■ **Short problem**
Transcribe each entry below exactly. Pictures do not go in the copy.

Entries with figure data
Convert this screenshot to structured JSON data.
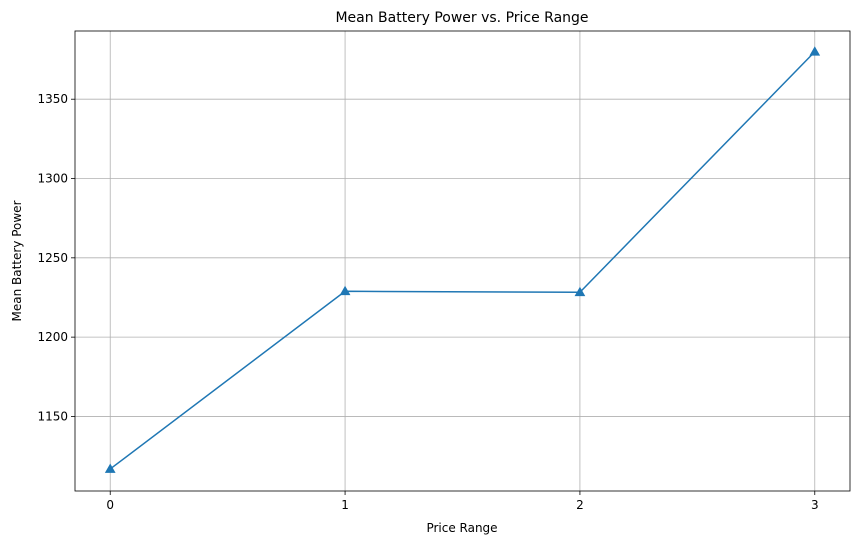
{
  "chart_data": {
    "type": "line",
    "title": "Mean Battery Power vs. Price Range",
    "xlabel": "Price Range",
    "ylabel": "Mean Battery Power",
    "x": [
      0,
      1,
      2,
      3
    ],
    "series": [
      {
        "values": [
          1116.9,
          1228.9,
          1228.3,
          1379.9
        ],
        "color": "#1f77b4",
        "marker": "triangle"
      }
    ],
    "xlim": [
      -0.15,
      3.15
    ],
    "ylim": [
      1103,
      1393
    ],
    "xticks": [
      0,
      1,
      2,
      3
    ],
    "yticks": [
      1150,
      1200,
      1250,
      1300,
      1350
    ],
    "grid": true
  }
}
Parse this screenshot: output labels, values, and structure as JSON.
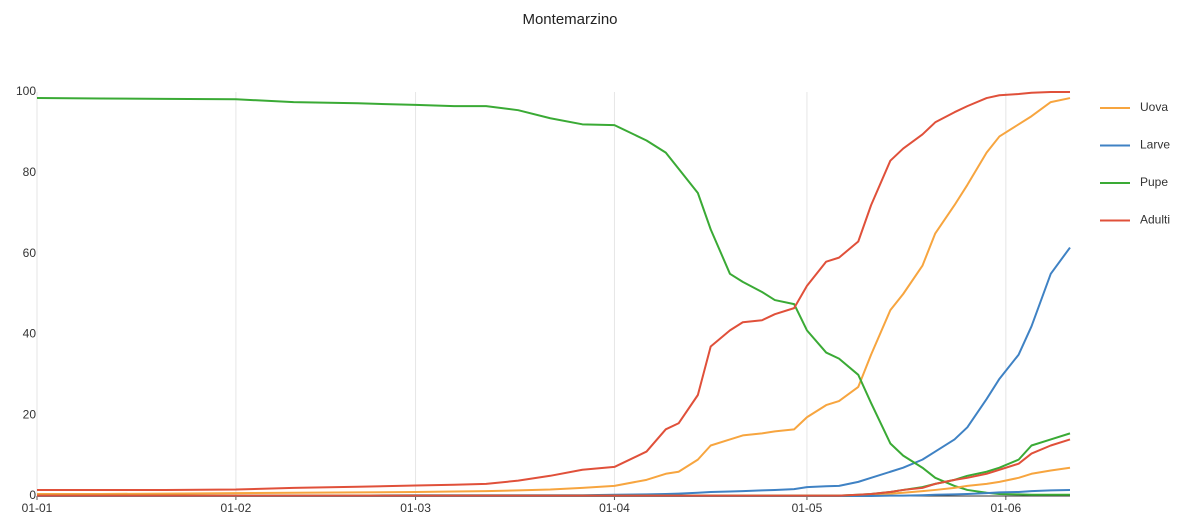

■ **Solution to the problem**
Convert this screenshot to structured JSON data.
{
  "chart_data": {
    "type": "line",
    "title": "Mean Battery Power vs. Price Range",
    "xlabel": "Price Range",
    "ylabel": "Mean Battery Power",
    "x": [
      0,
      1,
      2,
      3
    ],
    "series": [
      {
        "values": [
          1116.9,
          1228.9,
          1228.3,
          1379.9
        ],
        "color": "#1f77b4",
        "marker": "triangle"
      }
    ],
    "xlim": [
      -0.15,
      3.15
    ],
    "ylim": [
      1103,
      1393
    ],
    "xticks": [
      0,
      1,
      2,
      3
    ],
    "yticks": [
      1150,
      1200,
      1250,
      1300,
      1350
    ],
    "grid": true
  }
}
Parse this screenshot: output labels, values, and structure as JSON.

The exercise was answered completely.